** start Data for this exercise **
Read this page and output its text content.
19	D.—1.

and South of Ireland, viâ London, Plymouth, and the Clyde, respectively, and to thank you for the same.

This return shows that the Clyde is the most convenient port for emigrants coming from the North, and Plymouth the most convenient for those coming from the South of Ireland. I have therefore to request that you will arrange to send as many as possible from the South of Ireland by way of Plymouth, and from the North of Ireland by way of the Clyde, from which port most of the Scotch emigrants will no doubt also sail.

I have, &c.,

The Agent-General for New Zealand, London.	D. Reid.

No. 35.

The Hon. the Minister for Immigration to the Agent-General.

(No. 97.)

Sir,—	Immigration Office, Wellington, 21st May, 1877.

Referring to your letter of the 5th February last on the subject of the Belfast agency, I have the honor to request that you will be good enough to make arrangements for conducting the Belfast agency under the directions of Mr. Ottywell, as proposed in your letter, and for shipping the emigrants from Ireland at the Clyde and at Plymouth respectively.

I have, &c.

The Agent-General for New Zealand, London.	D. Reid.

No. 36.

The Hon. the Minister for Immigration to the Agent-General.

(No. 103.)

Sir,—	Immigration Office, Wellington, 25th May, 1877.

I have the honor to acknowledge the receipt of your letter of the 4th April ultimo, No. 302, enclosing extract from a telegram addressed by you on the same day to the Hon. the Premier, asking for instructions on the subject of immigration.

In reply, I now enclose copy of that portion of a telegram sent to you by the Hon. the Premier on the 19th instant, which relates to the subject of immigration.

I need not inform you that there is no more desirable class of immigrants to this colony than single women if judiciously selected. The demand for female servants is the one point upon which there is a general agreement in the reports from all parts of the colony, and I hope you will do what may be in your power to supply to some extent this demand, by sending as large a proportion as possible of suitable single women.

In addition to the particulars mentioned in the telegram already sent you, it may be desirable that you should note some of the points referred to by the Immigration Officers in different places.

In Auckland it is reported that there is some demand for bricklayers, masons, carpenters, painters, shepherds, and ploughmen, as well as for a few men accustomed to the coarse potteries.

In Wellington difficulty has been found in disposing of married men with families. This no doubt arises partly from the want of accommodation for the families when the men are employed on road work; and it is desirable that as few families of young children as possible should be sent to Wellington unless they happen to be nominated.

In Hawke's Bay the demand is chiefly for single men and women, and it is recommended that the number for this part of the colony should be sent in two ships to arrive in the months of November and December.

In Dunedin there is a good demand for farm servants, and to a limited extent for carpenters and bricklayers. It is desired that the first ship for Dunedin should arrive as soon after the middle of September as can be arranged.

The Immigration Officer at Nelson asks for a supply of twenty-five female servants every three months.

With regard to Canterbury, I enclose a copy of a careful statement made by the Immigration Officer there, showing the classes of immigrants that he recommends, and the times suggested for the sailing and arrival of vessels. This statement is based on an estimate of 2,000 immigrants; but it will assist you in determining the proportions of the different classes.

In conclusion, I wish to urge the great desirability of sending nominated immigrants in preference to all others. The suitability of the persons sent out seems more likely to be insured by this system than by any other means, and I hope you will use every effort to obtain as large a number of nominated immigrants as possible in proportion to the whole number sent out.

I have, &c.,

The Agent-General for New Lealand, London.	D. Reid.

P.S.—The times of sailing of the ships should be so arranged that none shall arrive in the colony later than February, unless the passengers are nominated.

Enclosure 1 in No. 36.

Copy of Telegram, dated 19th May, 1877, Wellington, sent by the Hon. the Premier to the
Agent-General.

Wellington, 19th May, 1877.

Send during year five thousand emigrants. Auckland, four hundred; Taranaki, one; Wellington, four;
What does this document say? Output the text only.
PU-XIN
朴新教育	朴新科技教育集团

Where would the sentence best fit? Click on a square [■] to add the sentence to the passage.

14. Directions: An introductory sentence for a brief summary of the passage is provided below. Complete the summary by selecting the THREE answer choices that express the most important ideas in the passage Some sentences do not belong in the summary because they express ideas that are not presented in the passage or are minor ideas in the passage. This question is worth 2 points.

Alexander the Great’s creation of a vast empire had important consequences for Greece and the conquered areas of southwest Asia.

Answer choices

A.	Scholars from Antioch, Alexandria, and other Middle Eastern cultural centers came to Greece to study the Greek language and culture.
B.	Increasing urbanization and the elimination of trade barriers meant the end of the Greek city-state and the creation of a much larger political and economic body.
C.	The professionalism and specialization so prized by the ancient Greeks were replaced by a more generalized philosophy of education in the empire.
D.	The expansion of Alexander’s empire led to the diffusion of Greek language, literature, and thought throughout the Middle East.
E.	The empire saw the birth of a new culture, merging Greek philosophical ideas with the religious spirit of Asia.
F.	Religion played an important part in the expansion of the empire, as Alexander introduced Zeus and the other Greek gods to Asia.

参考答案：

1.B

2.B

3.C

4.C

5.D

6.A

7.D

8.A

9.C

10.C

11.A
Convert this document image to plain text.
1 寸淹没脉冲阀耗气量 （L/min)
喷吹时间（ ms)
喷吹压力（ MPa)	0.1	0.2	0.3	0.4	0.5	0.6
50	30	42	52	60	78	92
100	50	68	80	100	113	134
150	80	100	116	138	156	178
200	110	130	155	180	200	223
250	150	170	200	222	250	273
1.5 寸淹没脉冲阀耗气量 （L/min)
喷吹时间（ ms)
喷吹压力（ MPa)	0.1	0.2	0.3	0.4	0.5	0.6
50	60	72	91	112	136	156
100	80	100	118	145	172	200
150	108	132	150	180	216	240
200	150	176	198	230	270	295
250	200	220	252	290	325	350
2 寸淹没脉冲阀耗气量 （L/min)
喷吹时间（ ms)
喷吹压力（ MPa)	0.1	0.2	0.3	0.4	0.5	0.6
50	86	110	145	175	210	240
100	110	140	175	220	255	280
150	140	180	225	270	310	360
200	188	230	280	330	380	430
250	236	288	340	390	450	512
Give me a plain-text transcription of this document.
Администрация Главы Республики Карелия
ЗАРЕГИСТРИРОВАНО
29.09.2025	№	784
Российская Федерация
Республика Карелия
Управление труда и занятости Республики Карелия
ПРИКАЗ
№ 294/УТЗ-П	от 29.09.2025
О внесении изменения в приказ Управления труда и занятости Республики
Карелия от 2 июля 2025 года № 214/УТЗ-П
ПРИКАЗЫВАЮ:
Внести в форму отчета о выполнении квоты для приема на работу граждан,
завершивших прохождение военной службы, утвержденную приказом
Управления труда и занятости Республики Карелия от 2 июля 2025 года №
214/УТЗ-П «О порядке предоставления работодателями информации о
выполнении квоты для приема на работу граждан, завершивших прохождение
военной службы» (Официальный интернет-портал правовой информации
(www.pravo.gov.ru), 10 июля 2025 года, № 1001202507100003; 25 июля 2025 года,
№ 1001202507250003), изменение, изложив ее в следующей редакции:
** end Data for this exercise **
### What needs to be done
In how many lines of the data does the string "Greece" appear? Give only the number.

### Solution to this problem
2